§ Short problem: Exclude images, then output the remaining data verbatim.

Stored data entries
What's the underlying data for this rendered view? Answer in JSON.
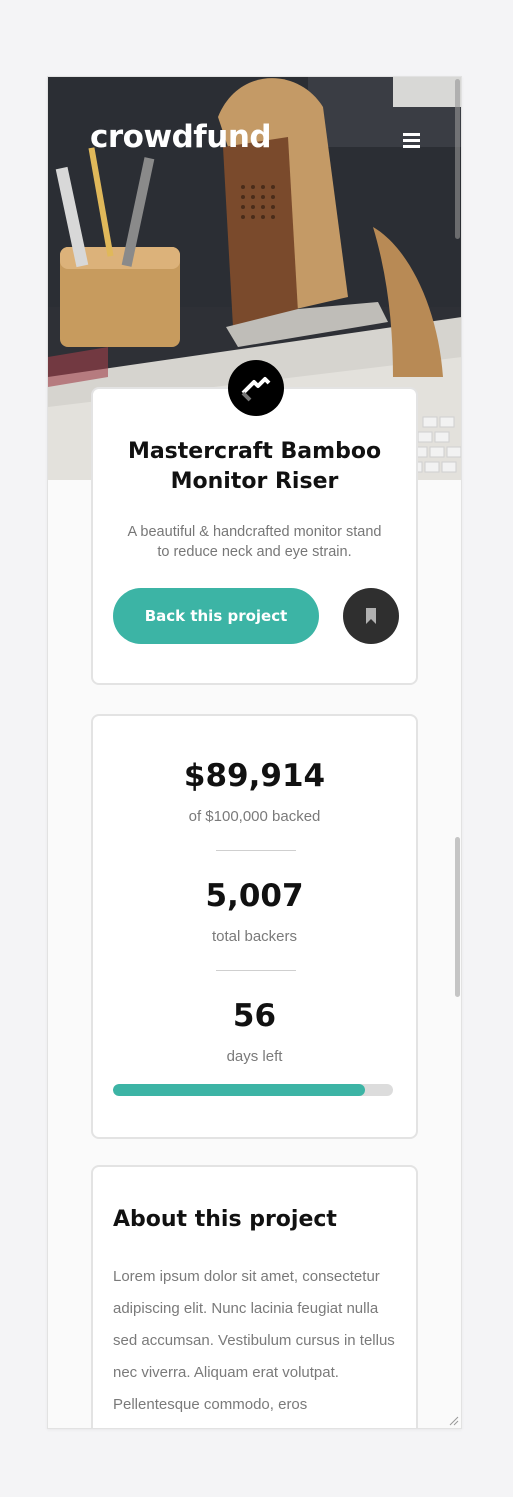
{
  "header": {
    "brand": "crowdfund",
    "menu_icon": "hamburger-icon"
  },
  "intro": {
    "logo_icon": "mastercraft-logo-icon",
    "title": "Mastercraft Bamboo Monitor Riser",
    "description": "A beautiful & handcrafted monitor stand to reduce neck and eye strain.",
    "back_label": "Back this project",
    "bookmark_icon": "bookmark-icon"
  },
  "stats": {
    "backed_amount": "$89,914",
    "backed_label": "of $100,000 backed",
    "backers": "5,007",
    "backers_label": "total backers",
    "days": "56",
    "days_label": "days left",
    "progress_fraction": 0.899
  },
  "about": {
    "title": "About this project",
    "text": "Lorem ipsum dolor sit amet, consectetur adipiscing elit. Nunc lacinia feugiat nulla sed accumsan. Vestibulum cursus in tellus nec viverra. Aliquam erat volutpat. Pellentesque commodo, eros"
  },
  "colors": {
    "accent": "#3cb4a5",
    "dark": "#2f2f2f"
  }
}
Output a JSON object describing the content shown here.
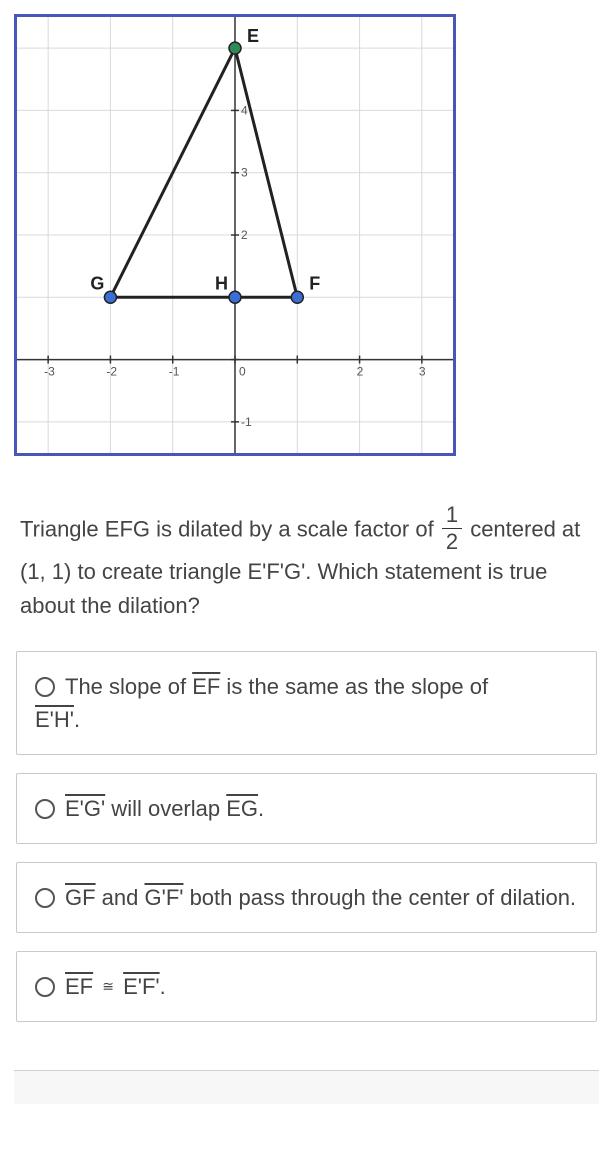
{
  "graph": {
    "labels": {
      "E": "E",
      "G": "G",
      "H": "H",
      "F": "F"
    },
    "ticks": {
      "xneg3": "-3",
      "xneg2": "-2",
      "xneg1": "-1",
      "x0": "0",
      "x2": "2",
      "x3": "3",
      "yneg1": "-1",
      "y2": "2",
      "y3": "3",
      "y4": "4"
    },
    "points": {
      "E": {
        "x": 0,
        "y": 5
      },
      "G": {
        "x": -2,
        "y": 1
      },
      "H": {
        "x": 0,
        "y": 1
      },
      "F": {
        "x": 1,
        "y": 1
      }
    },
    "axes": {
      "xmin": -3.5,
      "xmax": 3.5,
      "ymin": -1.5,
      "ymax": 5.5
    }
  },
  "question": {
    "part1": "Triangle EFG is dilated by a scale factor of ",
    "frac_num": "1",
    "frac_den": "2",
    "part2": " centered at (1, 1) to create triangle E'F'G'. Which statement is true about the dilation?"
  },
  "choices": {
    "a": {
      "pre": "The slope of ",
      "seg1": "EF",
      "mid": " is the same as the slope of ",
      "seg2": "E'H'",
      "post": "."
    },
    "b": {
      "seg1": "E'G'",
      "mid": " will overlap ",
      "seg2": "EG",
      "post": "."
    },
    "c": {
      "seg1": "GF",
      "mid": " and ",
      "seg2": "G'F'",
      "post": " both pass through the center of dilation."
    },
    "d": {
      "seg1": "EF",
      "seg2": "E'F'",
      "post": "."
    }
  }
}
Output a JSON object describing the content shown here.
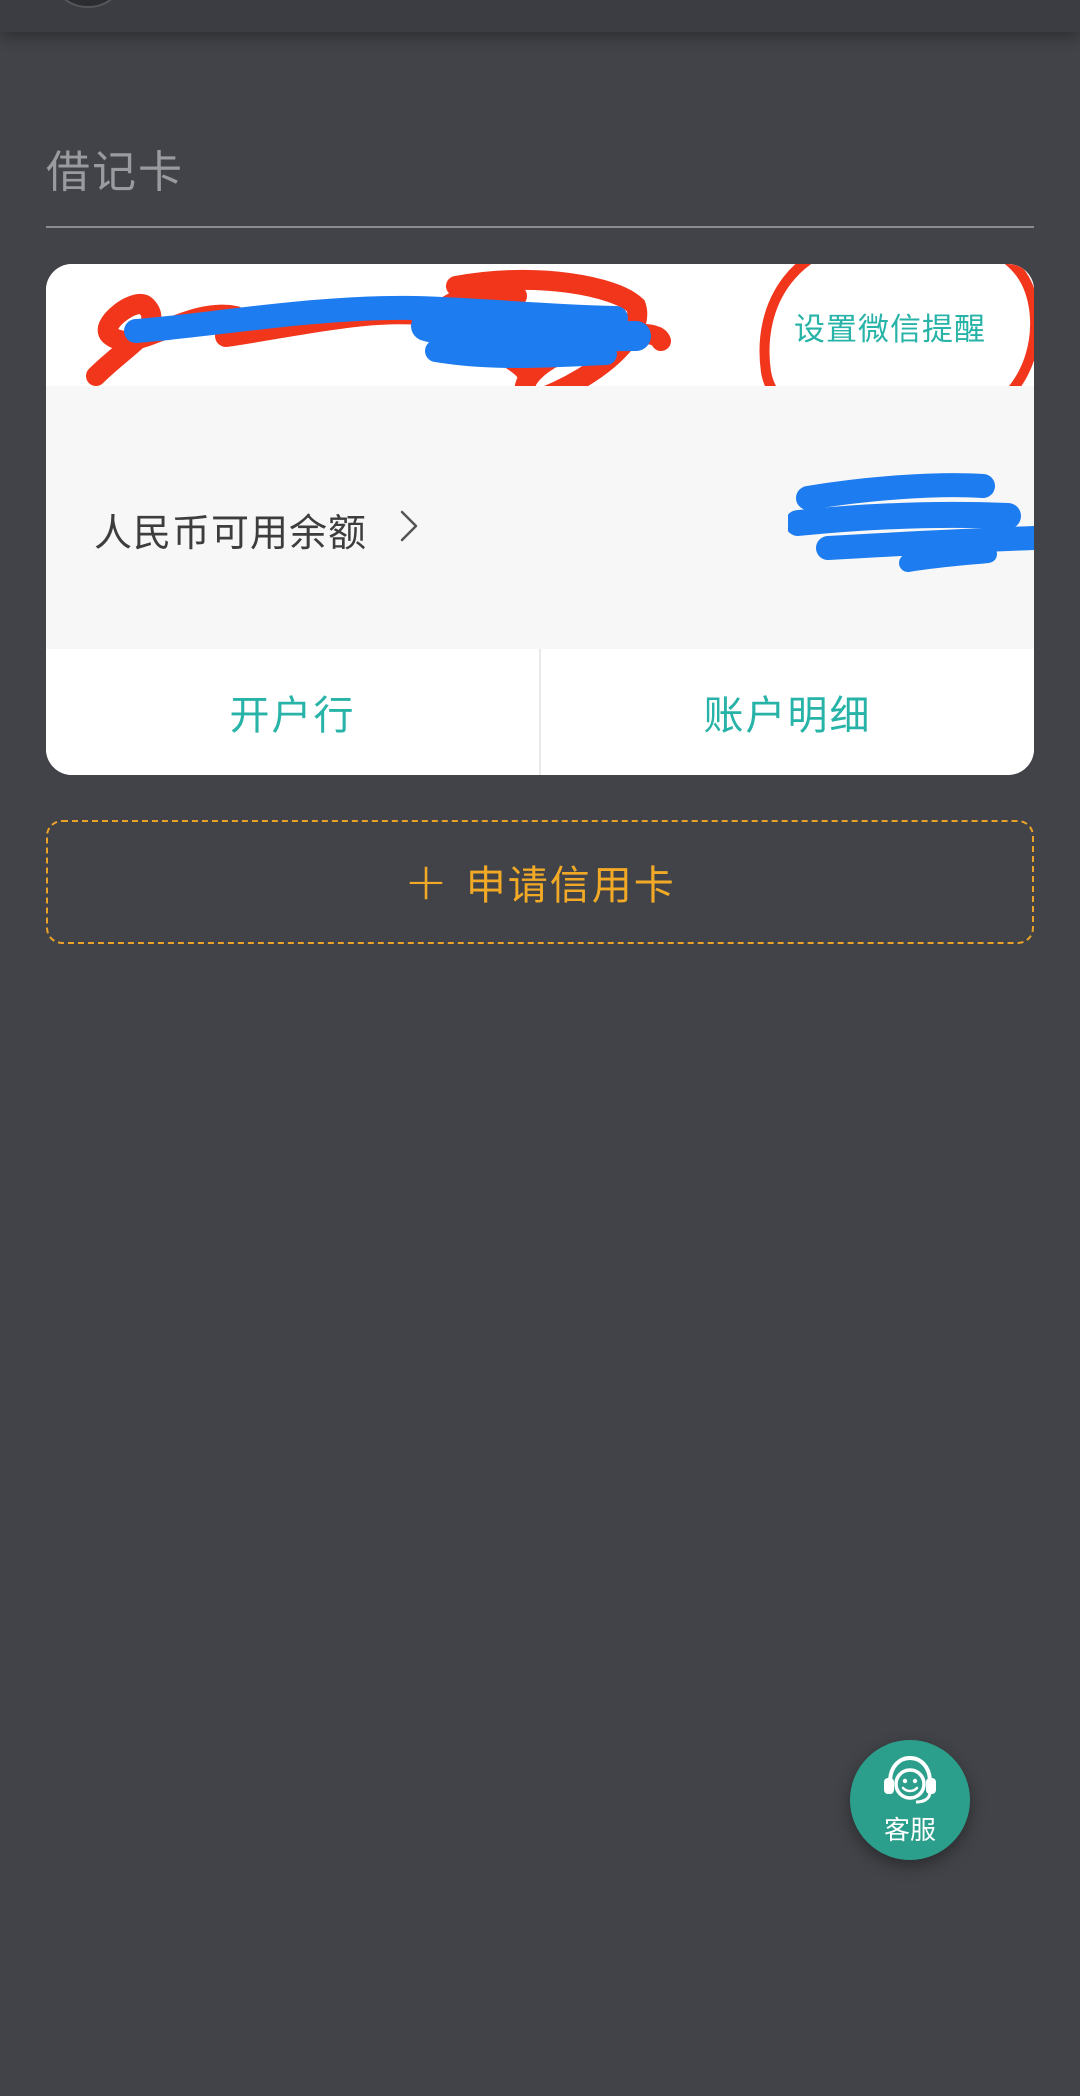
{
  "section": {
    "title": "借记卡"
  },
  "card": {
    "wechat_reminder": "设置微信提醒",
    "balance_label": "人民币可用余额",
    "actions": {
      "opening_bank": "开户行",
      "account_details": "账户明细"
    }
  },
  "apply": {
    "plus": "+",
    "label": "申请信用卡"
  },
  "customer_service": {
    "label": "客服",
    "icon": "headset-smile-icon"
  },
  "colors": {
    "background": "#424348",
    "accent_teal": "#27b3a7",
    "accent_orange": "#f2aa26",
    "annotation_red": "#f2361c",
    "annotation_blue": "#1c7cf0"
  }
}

§ Task result:
What's the underlying data for this rendered view? Answer in JSON.
{
  "header": {
    "brand": "crowdfund",
    "menu_icon": "hamburger-icon"
  },
  "intro": {
    "logo_icon": "mastercraft-logo-icon",
    "title": "Mastercraft Bamboo Monitor Riser",
    "description": "A beautiful & handcrafted monitor stand to reduce neck and eye strain.",
    "back_label": "Back this project",
    "bookmark_icon": "bookmark-icon"
  },
  "stats": {
    "backed_amount": "$89,914",
    "backed_label": "of $100,000 backed",
    "backers": "5,007",
    "backers_label": "total backers",
    "days": "56",
    "days_label": "days left",
    "progress_fraction": 0.899
  },
  "about": {
    "title": "About this project",
    "text": "Lorem ipsum dolor sit amet, consectetur adipiscing elit. Nunc lacinia feugiat nulla sed accumsan. Vestibulum cursus in tellus nec viverra. Aliquam erat volutpat. Pellentesque commodo, eros"
  },
  "colors": {
    "accent": "#3cb4a5",
    "dark": "#2f2f2f"
  }
}
Output a JSON object describing the content shown here.
{
  "graph": {
    "labels": {
      "E": "E",
      "G": "G",
      "H": "H",
      "F": "F"
    },
    "ticks": {
      "xneg3": "-3",
      "xneg2": "-2",
      "xneg1": "-1",
      "x0": "0",
      "x2": "2",
      "x3": "3",
      "yneg1": "-1",
      "y2": "2",
      "y3": "3",
      "y4": "4"
    },
    "points": {
      "E": {
        "x": 0,
        "y": 5
      },
      "G": {
        "x": -2,
        "y": 1
      },
      "H": {
        "x": 0,
        "y": 1
      },
      "F": {
        "x": 1,
        "y": 1
      }
    },
    "axes": {
      "xmin": -3.5,
      "xmax": 3.5,
      "ymin": -1.5,
      "ymax": 5.5
    }
  },
  "question": {
    "part1": "Triangle EFG is dilated by a scale factor of ",
    "frac_num": "1",
    "frac_den": "2",
    "part2": " centered at (1, 1) to create triangle E'F'G'. Which statement is true about the dilation?"
  },
  "choices": {
    "a": {
      "pre": "The slope of ",
      "seg1": "EF",
      "mid": " is the same as the slope of ",
      "seg2": "E'H'",
      "post": "."
    },
    "b": {
      "seg1": "E'G'",
      "mid": " will overlap ",
      "seg2": "EG",
      "post": "."
    },
    "c": {
      "seg1": "GF",
      "mid": " and ",
      "seg2": "G'F'",
      "post": " both pass through the center of dilation."
    },
    "d": {
      "seg1": "EF",
      "seg2": "E'F'",
      "post": "."
    }
  }
}
Output a JSON object describing the content shown here.
{
  "section": {
    "title": "借记卡"
  },
  "card": {
    "wechat_reminder": "设置微信提醒",
    "balance_label": "人民币可用余额",
    "actions": {
      "opening_bank": "开户行",
      "account_details": "账户明细"
    }
  },
  "apply": {
    "plus": "+",
    "label": "申请信用卡"
  },
  "customer_service": {
    "label": "客服",
    "icon": "headset-smile-icon"
  },
  "colors": {
    "background": "#424348",
    "accent_teal": "#27b3a7",
    "accent_orange": "#f2aa26",
    "annotation_red": "#f2361c",
    "annotation_blue": "#1c7cf0"
  }
}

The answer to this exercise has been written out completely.